● Goal
All lines in the data bearing the string "channel" should be identified and copied.

┏━━

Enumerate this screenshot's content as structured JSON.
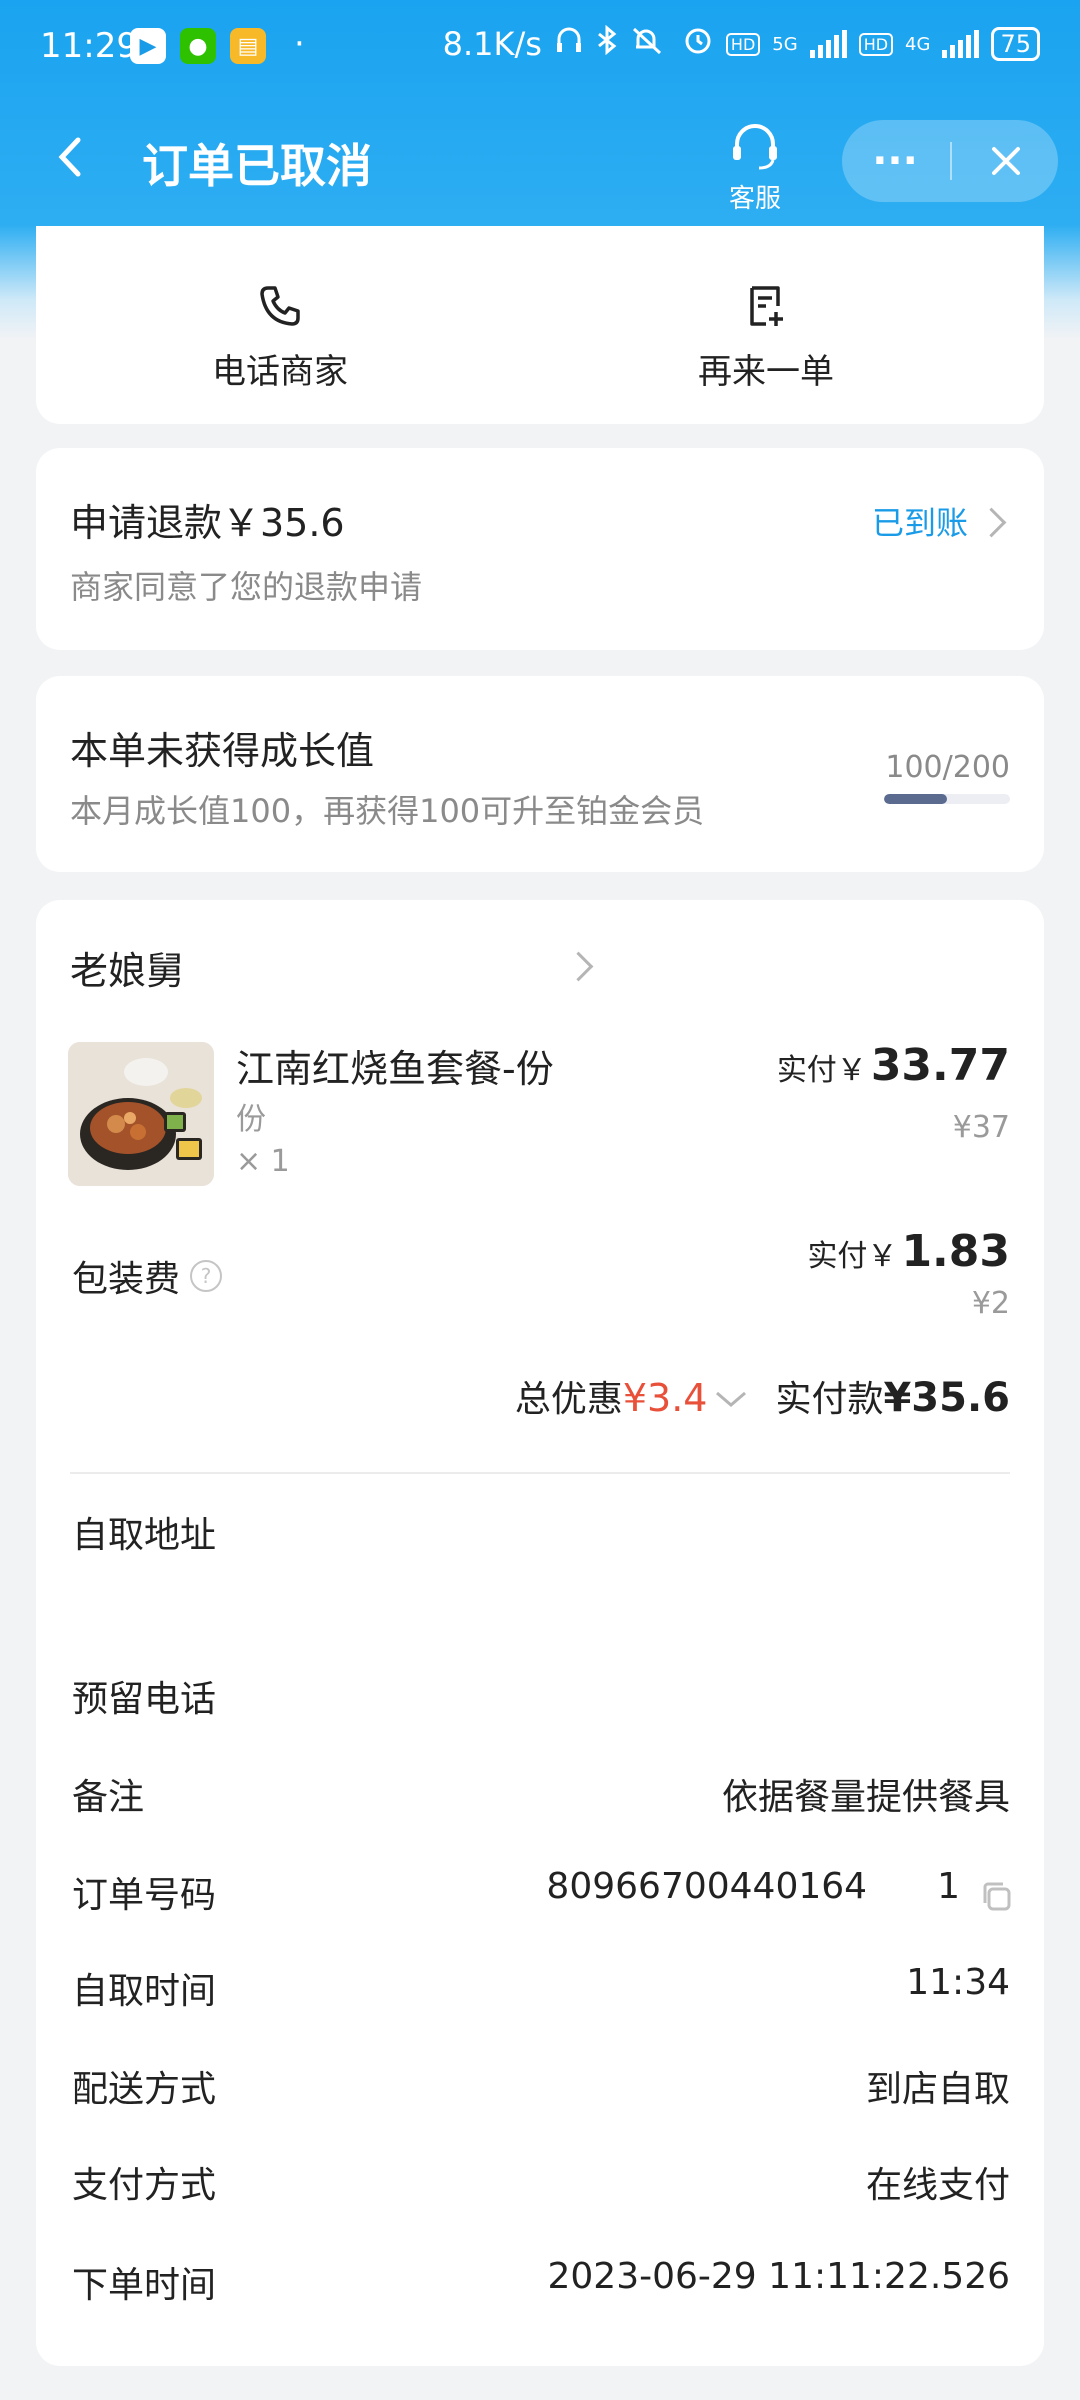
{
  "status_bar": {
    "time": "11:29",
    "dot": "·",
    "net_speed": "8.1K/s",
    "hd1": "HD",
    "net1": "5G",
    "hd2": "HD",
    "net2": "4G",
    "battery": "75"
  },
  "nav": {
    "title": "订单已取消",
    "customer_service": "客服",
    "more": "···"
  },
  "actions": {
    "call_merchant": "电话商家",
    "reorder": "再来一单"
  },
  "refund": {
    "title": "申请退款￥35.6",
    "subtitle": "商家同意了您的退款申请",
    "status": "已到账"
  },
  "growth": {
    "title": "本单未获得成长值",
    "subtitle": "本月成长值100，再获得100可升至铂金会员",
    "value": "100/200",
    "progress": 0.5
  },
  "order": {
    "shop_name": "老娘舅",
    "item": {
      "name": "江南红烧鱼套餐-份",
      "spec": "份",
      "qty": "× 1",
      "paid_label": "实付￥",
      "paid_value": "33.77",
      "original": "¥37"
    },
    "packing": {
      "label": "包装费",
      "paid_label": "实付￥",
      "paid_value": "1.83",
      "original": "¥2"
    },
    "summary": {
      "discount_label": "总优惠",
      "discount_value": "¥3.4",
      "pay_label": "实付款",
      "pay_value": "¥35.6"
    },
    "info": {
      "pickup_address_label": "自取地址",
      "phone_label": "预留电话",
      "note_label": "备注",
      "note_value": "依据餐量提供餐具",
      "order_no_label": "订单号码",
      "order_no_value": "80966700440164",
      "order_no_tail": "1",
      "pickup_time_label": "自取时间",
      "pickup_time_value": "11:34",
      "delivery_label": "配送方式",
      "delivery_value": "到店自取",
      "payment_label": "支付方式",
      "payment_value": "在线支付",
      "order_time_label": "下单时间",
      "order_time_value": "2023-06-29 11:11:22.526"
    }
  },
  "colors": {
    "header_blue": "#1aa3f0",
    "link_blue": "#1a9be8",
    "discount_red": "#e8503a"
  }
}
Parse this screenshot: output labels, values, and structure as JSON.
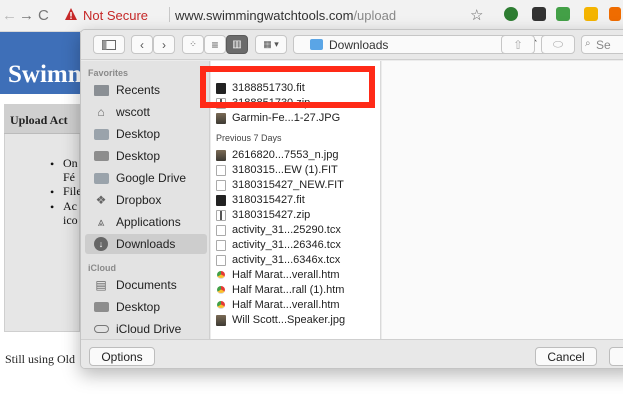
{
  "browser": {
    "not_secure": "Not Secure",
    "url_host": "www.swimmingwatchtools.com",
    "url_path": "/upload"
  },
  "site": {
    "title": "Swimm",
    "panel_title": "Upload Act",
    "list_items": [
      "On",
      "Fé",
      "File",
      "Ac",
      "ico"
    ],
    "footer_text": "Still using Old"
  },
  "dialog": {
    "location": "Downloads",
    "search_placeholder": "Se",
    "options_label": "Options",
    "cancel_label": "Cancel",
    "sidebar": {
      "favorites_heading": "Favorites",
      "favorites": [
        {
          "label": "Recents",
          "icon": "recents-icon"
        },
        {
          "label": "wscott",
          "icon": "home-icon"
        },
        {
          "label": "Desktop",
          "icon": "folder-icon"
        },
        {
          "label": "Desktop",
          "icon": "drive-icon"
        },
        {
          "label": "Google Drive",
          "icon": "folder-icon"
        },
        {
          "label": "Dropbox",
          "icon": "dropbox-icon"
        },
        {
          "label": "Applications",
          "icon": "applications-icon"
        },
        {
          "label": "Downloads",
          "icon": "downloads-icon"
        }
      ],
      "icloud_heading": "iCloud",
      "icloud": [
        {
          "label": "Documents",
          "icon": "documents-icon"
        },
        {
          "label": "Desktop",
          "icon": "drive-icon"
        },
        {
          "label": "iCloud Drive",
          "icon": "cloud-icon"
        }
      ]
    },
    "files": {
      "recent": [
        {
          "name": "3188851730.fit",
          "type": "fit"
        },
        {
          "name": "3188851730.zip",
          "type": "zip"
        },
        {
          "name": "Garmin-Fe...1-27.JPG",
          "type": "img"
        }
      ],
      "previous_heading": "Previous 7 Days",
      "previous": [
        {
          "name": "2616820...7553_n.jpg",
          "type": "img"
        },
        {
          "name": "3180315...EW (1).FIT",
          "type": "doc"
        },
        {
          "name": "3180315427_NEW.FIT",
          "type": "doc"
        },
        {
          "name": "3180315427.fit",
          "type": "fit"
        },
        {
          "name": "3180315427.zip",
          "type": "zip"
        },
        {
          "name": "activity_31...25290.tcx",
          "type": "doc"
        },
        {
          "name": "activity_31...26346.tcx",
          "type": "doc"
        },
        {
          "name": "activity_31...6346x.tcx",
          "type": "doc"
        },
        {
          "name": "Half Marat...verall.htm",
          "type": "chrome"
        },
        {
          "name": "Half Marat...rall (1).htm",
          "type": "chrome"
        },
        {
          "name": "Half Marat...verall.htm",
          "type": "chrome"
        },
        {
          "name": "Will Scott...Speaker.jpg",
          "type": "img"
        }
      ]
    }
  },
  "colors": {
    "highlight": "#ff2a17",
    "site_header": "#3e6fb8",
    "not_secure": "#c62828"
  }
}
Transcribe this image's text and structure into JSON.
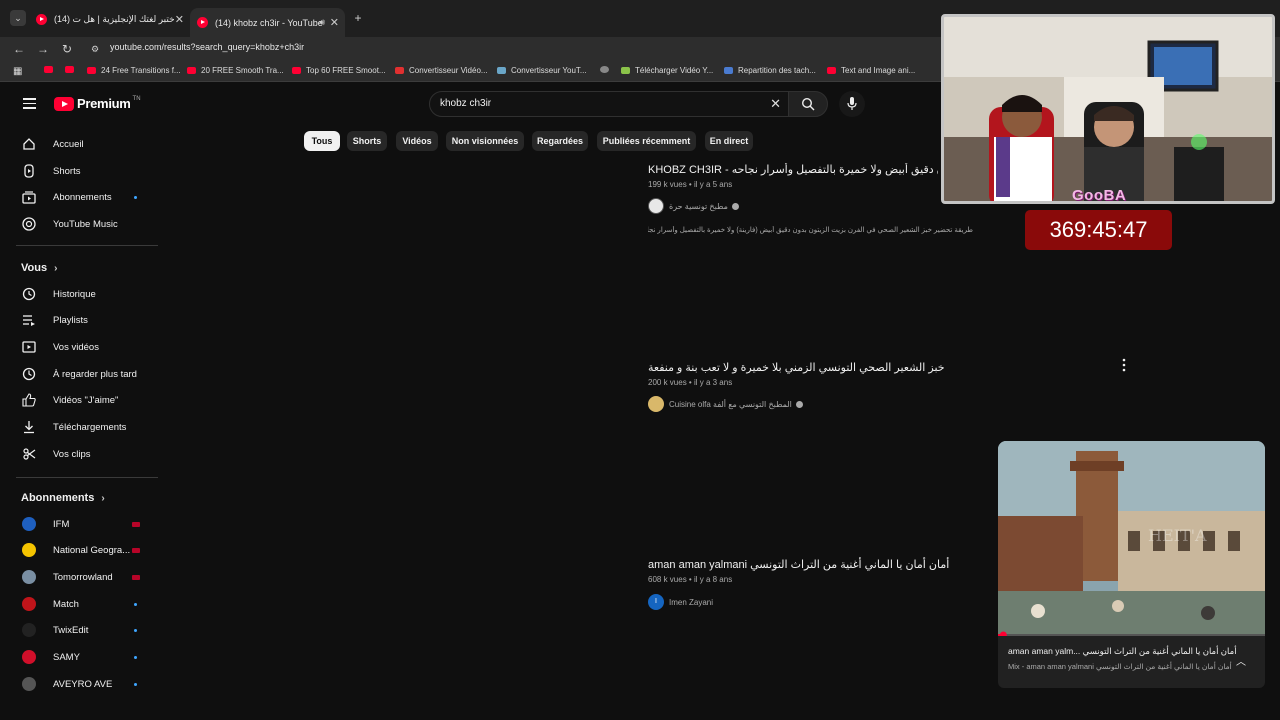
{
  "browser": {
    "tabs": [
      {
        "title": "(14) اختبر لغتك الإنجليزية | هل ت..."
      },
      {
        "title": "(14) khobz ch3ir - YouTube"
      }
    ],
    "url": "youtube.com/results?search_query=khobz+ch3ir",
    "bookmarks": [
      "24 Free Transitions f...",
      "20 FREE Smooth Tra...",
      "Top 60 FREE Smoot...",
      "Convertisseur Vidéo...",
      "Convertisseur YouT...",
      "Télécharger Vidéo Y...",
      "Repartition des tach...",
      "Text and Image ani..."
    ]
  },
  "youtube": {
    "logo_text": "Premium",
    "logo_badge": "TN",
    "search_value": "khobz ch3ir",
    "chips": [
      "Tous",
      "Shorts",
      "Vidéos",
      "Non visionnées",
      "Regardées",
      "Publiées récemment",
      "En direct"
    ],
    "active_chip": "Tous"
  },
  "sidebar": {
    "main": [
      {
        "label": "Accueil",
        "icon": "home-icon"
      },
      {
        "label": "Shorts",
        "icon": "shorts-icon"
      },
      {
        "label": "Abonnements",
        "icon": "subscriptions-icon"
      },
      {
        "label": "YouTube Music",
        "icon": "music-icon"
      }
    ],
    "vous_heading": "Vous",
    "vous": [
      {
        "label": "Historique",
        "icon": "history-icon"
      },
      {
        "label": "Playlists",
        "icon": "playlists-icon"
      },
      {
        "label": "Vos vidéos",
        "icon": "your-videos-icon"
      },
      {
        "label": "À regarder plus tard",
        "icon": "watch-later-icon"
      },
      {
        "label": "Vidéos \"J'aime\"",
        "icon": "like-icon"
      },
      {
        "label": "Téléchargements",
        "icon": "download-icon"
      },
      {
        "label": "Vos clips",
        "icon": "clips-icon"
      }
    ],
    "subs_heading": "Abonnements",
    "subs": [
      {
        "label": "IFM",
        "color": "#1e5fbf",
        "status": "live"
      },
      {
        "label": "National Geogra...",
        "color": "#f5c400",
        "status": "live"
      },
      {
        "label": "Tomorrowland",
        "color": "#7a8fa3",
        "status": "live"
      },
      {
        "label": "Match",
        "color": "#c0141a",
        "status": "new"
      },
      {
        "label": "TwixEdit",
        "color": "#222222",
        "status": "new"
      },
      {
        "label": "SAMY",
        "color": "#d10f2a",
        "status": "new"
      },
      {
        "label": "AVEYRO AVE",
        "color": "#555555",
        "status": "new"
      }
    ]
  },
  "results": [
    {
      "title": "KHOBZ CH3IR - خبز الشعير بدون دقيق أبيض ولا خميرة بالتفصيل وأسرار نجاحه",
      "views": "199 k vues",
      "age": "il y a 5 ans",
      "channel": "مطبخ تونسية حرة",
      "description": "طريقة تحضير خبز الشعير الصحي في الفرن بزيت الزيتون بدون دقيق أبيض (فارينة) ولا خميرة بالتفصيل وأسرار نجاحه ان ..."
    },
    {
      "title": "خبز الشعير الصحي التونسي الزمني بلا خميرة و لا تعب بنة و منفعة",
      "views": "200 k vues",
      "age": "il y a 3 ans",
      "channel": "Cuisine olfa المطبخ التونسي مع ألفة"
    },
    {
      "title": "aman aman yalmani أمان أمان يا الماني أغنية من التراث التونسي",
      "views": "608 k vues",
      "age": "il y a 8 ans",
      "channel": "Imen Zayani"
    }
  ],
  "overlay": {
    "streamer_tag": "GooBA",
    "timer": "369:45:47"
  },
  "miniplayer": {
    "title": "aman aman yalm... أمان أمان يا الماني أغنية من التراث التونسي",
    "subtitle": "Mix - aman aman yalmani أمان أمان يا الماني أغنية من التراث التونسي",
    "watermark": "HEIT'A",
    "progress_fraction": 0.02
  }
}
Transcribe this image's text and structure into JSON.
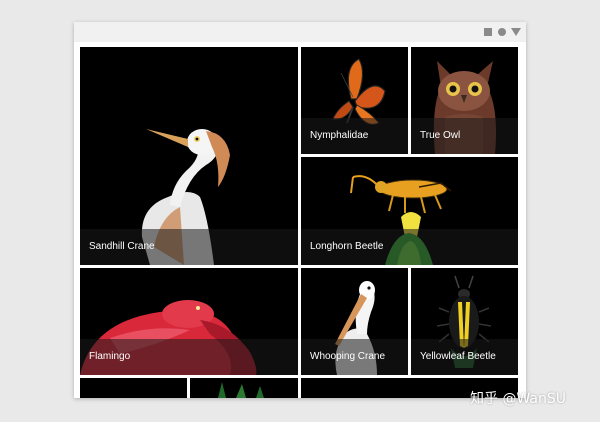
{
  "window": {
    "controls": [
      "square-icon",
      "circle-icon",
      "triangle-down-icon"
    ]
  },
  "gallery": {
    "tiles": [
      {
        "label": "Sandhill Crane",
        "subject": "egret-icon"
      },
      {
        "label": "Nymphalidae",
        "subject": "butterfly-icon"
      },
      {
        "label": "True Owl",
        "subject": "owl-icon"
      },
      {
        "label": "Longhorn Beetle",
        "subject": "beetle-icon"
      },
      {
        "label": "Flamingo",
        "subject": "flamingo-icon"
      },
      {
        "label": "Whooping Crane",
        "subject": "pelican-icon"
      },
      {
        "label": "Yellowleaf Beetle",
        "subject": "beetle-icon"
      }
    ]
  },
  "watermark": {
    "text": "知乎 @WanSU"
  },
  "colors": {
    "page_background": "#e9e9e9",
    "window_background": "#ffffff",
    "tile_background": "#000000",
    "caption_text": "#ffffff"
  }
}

┗━━

● Reply
      "channel": "مطبخ تونسية حرة",
      "channel": "Cuisine olfa المطبخ التونسي مع ألفة"
      "channel": "Imen Zayani"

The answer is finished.